Task:
Copy out every line of the records below word for word, leaving out the pictures.

Provided entries:
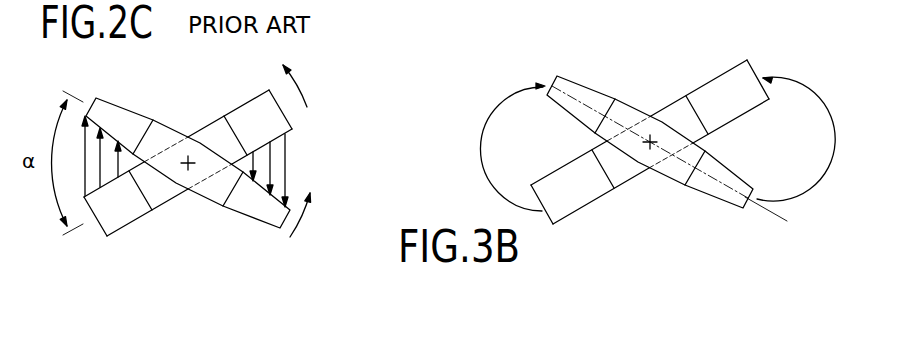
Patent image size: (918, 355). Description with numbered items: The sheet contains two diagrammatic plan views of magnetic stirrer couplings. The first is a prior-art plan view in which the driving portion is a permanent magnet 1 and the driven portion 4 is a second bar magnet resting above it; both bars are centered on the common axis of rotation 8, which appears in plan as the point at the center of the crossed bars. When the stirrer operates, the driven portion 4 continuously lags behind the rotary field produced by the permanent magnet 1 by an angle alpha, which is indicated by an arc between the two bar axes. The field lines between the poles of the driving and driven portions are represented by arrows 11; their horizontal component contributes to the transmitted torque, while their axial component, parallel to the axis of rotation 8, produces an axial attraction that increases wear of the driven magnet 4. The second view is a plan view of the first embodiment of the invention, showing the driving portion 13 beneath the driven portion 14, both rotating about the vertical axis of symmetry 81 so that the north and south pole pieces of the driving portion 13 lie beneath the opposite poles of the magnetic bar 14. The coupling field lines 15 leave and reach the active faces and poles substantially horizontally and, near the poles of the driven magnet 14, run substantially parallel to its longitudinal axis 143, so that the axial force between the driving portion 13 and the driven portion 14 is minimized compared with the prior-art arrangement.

In FIG. 2C, the permanent magnet 1 is at (143, 212).
In FIG. 2C, the driven portion 4 is at (132, 107).
In FIG. 2C, the axis of rotation 8 is at (193, 158).
In FIG. 2C, the field lines arrows 11 is at (82, 171).
In FIG. 3B, the driving portion 13 is at (604, 194).
In FIG. 3B, the driven portion 14 is at (596, 83).
In FIG. 3B, the field lines 15 is at (518, 88).
In FIG. 3B, the vertical axis of symmetry 81 is at (652, 140).
In FIG. 3B, the longitudinal axis of the driven magnet 143 is at (763, 212).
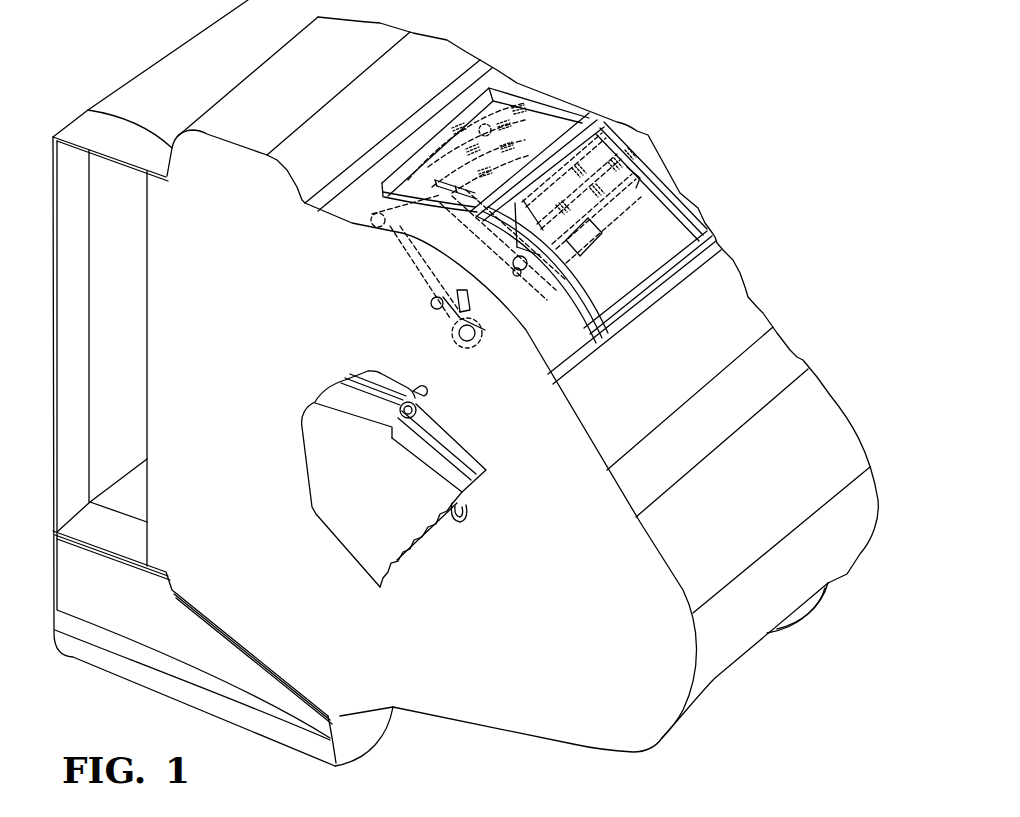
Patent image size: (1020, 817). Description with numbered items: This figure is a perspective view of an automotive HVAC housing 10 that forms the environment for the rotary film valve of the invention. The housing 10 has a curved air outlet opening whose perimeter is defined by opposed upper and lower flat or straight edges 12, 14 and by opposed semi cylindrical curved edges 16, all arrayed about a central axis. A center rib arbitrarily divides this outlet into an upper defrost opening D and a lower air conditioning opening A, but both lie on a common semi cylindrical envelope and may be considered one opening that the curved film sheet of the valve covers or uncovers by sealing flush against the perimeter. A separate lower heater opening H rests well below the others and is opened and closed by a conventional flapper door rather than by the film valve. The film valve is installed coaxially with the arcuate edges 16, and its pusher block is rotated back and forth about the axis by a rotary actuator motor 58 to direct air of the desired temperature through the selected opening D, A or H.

The HVAC housing 10 is at (124, 85).
The upper straight edge 12 is at (442, 140).
The lower straight edge 14 is at (676, 218).
The semi cylindrical curved edges 16 is at (528, 96).
The rotary actuator motor 58 is at (337, 534).
The defrost opening D is at (527, 127).
The air conditioning opening A is at (635, 289).
The heater opening H is at (798, 622).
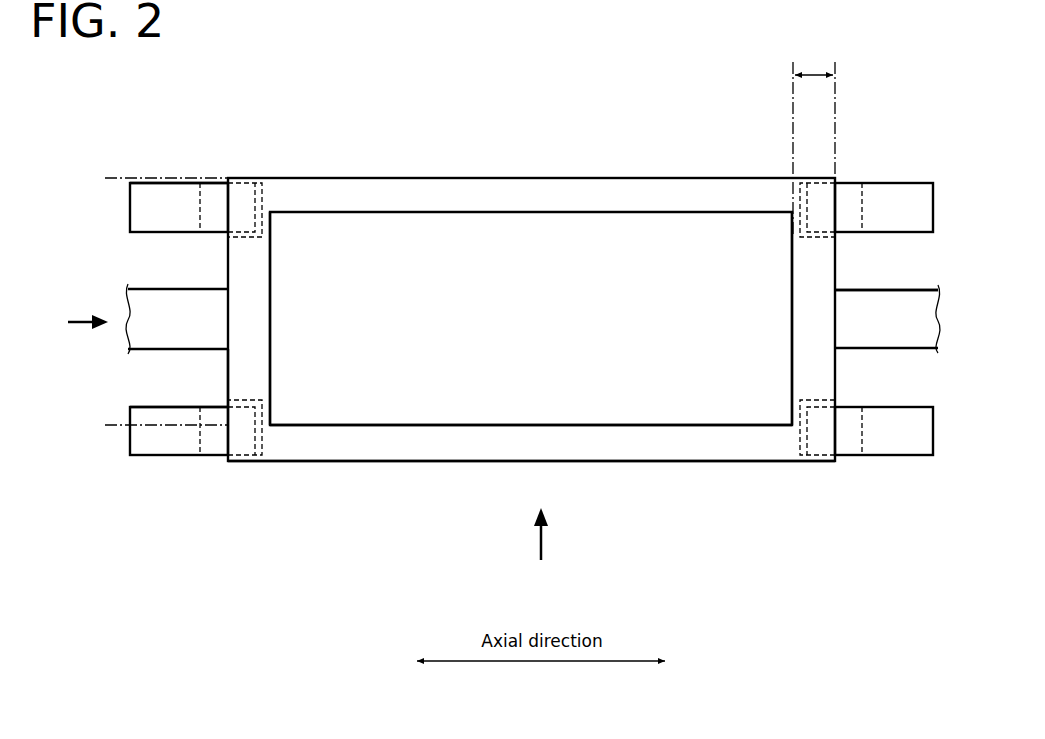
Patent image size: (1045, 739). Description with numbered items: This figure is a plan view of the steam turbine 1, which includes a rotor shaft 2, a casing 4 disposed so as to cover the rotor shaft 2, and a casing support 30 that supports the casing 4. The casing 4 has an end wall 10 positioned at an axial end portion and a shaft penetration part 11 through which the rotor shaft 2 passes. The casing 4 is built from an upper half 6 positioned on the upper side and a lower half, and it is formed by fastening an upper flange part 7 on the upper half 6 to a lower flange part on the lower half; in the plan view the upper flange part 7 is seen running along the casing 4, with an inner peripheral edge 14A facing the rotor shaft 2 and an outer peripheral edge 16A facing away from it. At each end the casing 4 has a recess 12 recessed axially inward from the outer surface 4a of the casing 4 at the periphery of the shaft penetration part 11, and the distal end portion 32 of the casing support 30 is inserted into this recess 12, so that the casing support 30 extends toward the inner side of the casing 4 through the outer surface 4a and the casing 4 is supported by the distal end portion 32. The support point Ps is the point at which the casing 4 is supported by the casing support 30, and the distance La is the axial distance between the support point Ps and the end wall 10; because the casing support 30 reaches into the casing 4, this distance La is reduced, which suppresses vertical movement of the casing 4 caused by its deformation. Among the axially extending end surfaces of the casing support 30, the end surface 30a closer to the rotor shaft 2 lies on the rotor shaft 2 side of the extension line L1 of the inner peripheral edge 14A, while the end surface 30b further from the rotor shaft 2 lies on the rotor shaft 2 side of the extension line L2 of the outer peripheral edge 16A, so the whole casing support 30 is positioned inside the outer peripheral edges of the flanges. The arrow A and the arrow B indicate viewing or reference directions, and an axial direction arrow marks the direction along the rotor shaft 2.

The steam turbine 1 is at (876, 64).
The rotor shaft 2 is at (908, 292).
The casing 4 is at (640, 240).
The outer surface 4a is at (228, 262).
The upper half 6 is at (640, 240).
The upper flange part 7 is at (535, 190).
The end wall 10 is at (270, 362).
The shaft penetration part 11 is at (218, 353).
The recess 12 is at (245, 177).
The inner peripheral edge 14A is at (410, 425).
The outer peripheral edge 16A is at (478, 462).
The casing support 30 is at (172, 195).
The end surface 30a is at (133, 407).
The end surface 30b is at (147, 183).
The distal end portion 32 is at (217, 180).
The support point Ps is at (228, 203).
The distance La is at (814, 139).
The extension line L1 is at (115, 428).
The extension line L2 is at (125, 178).
The direction A is at (540, 549).
The direction B is at (78, 320).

Answer below:
Patent image size: (918, 355). Description with numbered items: The sheet contains two diagrammatic plan views of magnetic stirrer couplings. The first is a prior-art plan view in which the driving portion is a permanent magnet 1 and the driven portion 4 is a second bar magnet resting above it; both bars are centered on the common axis of rotation 8, which appears in plan as the point at the center of the crossed bars. When the stirrer operates, the driven portion 4 continuously lags behind the rotary field produced by the permanent magnet 1 by an angle alpha, which is indicated by an arc between the two bar axes. The field lines between the poles of the driving and driven portions are represented by arrows 11; their horizontal component contributes to the transmitted torque, while their axial component, parallel to the axis of rotation 8, produces an axial attraction that increases wear of the driven magnet 4. The second view is a plan view of the first embodiment of the invention, showing the driving portion 13 beneath the driven portion 14, both rotating about the vertical axis of symmetry 81 so that the north and south pole pieces of the driving portion 13 lie beneath the opposite poles of the magnetic bar 14. The coupling field lines 15 leave and reach the active faces and poles substantially horizontally and, near the poles of the driven magnet 14, run substantially parallel to its longitudinal axis 143, so that the axial force between the driving portion 13 and the driven portion 14 is minimized compared with the prior-art arrangement.

In FIG. 2C, the permanent magnet 1 is at (143, 212).
In FIG. 2C, the driven portion 4 is at (132, 107).
In FIG. 2C, the axis of rotation 8 is at (193, 158).
In FIG. 2C, the field lines arrows 11 is at (82, 171).
In FIG. 3B, the driving portion 13 is at (604, 194).
In FIG. 3B, the driven portion 14 is at (596, 83).
In FIG. 3B, the field lines 15 is at (518, 88).
In FIG. 3B, the vertical axis of symmetry 81 is at (652, 140).
In FIG. 3B, the longitudinal axis of the driven magnet 143 is at (763, 212).
Patent image size: (1020, 817). Description with numbered items: This figure is a perspective view of an automotive HVAC housing 10 that forms the environment for the rotary film valve of the invention. The housing 10 has a curved air outlet opening whose perimeter is defined by opposed upper and lower flat or straight edges 12, 14 and by opposed semi cylindrical curved edges 16, all arrayed about a central axis. A center rib arbitrarily divides this outlet into an upper defrost opening D and a lower air conditioning opening A, but both lie on a common semi cylindrical envelope and may be considered one opening that the curved film sheet of the valve covers or uncovers by sealing flush against the perimeter. A separate lower heater opening H rests well below the others and is opened and closed by a conventional flapper door rather than by the film valve. The film valve is installed coaxially with the arcuate edges 16, and its pusher block is rotated back and forth about the axis by a rotary actuator motor 58 to direct air of the desired temperature through the selected opening D, A or H.

The HVAC housing 10 is at (124, 85).
The upper straight edge 12 is at (442, 140).
The lower straight edge 14 is at (676, 218).
The semi cylindrical curved edges 16 is at (528, 96).
The rotary actuator motor 58 is at (337, 534).
The defrost opening D is at (527, 127).
The air conditioning opening A is at (635, 289).
The heater opening H is at (798, 622).
Patent image size: (1045, 739). Description with numbered items: This figure is a plan view of the steam turbine 1, which includes a rotor shaft 2, a casing 4 disposed so as to cover the rotor shaft 2, and a casing support 30 that supports the casing 4. The casing 4 has an end wall 10 positioned at an axial end portion and a shaft penetration part 11 through which the rotor shaft 2 passes. The casing 4 is built from an upper half 6 positioned on the upper side and a lower half, and it is formed by fastening an upper flange part 7 on the upper half 6 to a lower flange part on the lower half; in the plan view the upper flange part 7 is seen running along the casing 4, with an inner peripheral edge 14A facing the rotor shaft 2 and an outer peripheral edge 16A facing away from it. At each end the casing 4 has a recess 12 recessed axially inward from the outer surface 4a of the casing 4 at the periphery of the shaft penetration part 11, and the distal end portion 32 of the casing support 30 is inserted into this recess 12, so that the casing support 30 extends toward the inner side of the casing 4 through the outer surface 4a and the casing 4 is supported by the distal end portion 32. The support point Ps is the point at which the casing 4 is supported by the casing support 30, and the distance La is the axial distance between the support point Ps and the end wall 10; because the casing support 30 reaches into the casing 4, this distance La is reduced, which suppresses vertical movement of the casing 4 caused by its deformation. Among the axially extending end surfaces of the casing support 30, the end surface 30a closer to the rotor shaft 2 lies on the rotor shaft 2 side of the extension line L1 of the inner peripheral edge 14A, while the end surface 30b further from the rotor shaft 2 lies on the rotor shaft 2 side of the extension line L2 of the outer peripheral edge 16A, so the whole casing support 30 is positioned inside the outer peripheral edges of the flanges. The arrow A and the arrow B indicate viewing or reference directions, and an axial direction arrow marks the direction along the rotor shaft 2.

The steam turbine 1 is at (876, 64).
The rotor shaft 2 is at (908, 292).
The casing 4 is at (640, 240).
The outer surface 4a is at (228, 262).
The upper half 6 is at (640, 240).
The upper flange part 7 is at (535, 190).
The end wall 10 is at (270, 362).
The shaft penetration part 11 is at (218, 353).
The recess 12 is at (245, 177).
The inner peripheral edge 14A is at (410, 425).
The outer peripheral edge 16A is at (478, 462).
The casing support 30 is at (172, 195).
The end surface 30a is at (133, 407).
The end surface 30b is at (147, 183).
The distal end portion 32 is at (217, 180).
The support point Ps is at (228, 203).
The distance La is at (814, 139).
The extension line L1 is at (115, 428).
The extension line L2 is at (125, 178).
The direction A is at (540, 549).
The direction B is at (78, 320).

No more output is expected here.